#### Supplied records

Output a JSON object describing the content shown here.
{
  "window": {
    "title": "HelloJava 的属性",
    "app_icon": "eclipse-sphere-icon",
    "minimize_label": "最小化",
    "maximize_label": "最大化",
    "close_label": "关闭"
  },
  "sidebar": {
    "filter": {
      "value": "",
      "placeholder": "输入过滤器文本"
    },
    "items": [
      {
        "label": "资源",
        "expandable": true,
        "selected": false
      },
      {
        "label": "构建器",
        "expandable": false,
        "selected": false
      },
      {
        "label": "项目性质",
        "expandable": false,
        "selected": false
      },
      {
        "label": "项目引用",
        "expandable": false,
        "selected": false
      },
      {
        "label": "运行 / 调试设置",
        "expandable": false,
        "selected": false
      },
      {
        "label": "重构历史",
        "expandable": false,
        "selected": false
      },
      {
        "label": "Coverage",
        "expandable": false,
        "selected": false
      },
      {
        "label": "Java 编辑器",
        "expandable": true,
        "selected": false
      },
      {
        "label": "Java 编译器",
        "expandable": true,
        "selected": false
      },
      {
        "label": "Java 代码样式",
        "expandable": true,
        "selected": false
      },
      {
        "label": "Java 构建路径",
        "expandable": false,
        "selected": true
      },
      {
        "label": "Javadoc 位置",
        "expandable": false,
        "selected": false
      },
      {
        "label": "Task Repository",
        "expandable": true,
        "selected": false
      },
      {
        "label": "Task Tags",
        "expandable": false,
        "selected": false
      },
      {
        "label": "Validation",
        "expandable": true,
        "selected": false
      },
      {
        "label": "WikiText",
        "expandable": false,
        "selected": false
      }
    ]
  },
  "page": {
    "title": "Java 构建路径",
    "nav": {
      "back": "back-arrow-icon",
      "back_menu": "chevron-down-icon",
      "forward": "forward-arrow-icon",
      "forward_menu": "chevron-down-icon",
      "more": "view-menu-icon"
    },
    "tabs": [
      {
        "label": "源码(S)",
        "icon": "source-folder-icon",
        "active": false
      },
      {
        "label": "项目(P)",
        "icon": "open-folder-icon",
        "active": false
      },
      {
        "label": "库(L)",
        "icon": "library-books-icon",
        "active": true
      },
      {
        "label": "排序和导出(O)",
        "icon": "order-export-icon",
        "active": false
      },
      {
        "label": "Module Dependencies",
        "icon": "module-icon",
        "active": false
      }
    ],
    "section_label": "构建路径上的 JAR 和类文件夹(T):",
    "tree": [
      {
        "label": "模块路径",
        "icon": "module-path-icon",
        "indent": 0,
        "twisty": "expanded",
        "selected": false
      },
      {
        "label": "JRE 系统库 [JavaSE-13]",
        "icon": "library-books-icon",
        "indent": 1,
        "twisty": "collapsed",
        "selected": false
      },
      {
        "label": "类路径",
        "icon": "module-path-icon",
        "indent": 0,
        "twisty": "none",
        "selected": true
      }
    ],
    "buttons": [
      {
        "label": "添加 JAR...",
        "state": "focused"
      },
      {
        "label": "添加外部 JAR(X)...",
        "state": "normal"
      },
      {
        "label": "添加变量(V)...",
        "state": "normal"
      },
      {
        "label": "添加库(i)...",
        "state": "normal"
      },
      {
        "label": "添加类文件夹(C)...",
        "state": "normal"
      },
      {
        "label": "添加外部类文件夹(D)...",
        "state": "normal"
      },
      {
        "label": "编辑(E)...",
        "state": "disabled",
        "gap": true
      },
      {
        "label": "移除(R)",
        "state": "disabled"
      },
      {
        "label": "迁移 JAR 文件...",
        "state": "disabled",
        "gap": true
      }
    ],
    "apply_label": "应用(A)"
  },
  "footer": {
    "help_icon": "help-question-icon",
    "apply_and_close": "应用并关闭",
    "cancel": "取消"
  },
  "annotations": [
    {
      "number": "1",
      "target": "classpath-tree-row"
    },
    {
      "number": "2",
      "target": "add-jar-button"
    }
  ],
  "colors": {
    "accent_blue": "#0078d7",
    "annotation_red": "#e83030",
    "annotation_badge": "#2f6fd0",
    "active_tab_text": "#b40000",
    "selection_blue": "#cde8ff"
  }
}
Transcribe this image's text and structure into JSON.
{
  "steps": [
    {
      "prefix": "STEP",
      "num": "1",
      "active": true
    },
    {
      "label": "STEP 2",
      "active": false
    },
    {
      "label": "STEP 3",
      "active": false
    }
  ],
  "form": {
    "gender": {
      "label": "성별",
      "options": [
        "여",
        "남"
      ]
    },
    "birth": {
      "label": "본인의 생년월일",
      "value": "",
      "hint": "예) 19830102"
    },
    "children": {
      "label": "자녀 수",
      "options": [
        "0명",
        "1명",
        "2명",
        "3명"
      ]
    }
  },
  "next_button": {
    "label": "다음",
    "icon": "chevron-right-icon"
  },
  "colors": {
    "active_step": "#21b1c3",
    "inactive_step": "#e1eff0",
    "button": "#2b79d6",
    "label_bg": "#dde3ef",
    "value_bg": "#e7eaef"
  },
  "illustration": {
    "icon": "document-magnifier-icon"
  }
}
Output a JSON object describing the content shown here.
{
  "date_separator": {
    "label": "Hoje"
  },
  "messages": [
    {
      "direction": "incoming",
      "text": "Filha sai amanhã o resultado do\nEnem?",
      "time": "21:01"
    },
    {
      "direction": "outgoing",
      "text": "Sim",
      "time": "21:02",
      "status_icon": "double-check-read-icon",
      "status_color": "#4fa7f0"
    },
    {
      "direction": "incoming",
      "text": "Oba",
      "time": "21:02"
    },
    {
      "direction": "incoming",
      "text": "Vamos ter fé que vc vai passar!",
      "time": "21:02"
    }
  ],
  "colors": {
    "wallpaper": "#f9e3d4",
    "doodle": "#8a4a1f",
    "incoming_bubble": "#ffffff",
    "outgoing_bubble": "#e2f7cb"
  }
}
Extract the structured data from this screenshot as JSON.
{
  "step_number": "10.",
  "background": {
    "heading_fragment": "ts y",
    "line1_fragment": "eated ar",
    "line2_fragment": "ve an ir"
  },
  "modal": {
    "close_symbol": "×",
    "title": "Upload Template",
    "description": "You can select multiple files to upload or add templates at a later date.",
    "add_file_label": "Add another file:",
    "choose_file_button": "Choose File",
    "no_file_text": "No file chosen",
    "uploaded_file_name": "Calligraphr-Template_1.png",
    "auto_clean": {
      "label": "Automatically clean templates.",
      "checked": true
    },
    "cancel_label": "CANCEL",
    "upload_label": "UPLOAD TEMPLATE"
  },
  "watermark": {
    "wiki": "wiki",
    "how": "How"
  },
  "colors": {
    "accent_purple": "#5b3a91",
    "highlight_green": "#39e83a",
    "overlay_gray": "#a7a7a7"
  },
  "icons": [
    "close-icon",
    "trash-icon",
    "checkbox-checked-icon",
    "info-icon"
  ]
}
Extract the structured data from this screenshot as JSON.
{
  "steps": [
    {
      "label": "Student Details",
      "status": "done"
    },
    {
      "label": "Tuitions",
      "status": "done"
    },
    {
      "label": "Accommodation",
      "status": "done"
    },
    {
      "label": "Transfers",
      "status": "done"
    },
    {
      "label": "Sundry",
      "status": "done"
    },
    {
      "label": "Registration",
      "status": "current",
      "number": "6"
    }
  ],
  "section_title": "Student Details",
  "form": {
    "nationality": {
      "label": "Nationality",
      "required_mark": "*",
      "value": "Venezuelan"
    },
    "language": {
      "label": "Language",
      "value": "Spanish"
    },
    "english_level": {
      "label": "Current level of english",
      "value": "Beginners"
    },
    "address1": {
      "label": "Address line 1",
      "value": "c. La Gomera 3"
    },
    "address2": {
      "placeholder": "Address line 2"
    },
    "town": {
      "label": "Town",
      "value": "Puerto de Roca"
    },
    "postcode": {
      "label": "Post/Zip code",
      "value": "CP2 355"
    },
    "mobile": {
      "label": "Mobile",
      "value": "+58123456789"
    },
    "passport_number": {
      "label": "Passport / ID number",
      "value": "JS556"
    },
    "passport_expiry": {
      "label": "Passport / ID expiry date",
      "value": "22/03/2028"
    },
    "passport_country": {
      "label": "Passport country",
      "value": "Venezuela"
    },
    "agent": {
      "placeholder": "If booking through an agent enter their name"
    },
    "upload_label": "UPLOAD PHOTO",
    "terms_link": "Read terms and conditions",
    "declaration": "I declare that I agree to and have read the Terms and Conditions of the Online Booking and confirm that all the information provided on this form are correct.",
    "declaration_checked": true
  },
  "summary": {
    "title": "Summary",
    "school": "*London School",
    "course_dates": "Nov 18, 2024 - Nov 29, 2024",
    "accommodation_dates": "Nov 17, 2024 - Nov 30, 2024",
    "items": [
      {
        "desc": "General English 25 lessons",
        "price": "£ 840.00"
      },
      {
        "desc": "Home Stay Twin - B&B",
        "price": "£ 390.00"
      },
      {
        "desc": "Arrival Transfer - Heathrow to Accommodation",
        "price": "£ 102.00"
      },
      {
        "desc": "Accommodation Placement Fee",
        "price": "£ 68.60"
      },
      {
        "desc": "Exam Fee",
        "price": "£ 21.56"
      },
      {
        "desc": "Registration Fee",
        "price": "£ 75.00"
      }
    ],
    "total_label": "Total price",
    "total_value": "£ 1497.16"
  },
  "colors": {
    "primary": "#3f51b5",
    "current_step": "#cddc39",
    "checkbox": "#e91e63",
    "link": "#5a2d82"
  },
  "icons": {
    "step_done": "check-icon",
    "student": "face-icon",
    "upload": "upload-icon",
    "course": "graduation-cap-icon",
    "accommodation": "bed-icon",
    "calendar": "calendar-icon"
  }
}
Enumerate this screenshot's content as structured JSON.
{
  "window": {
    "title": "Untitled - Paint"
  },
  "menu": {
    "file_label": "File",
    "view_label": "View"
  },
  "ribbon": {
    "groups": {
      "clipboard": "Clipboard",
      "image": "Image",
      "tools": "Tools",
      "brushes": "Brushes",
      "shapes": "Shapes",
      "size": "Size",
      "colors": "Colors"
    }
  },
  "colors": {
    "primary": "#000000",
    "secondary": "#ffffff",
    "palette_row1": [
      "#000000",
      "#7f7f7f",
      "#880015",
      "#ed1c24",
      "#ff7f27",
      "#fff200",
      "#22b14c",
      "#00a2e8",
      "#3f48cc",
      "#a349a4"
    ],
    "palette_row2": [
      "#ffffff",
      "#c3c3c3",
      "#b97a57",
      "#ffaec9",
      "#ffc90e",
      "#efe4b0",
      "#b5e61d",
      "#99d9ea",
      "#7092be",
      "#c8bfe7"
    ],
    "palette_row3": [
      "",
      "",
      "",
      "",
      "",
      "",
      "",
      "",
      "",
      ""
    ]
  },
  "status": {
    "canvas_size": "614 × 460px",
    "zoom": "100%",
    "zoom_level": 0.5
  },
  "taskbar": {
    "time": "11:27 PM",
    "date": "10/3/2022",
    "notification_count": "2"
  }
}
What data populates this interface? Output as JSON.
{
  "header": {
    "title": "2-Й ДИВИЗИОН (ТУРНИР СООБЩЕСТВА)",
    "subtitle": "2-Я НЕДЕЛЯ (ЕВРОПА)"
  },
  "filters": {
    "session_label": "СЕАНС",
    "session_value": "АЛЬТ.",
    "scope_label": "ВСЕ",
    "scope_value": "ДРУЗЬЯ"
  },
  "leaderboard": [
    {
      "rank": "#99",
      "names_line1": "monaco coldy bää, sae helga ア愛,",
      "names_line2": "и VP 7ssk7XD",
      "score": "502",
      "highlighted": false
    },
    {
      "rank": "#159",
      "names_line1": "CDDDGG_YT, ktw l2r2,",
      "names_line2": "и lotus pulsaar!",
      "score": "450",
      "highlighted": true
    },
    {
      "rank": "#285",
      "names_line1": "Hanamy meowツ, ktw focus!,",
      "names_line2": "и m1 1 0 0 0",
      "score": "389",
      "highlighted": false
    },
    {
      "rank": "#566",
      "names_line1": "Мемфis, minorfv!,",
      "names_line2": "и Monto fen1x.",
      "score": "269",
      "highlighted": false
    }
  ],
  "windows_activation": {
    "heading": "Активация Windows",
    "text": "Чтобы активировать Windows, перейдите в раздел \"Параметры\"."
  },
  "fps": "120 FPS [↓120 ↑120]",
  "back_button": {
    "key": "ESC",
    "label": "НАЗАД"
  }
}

#### Given problem
Your task is to gather every line with the word "time" and copy it.

#### Answer to the task
      "time": "21:01"
      "time": "21:02",
      "time": "21:02"
      "time": "21:02"
    "time": "11:27 PM",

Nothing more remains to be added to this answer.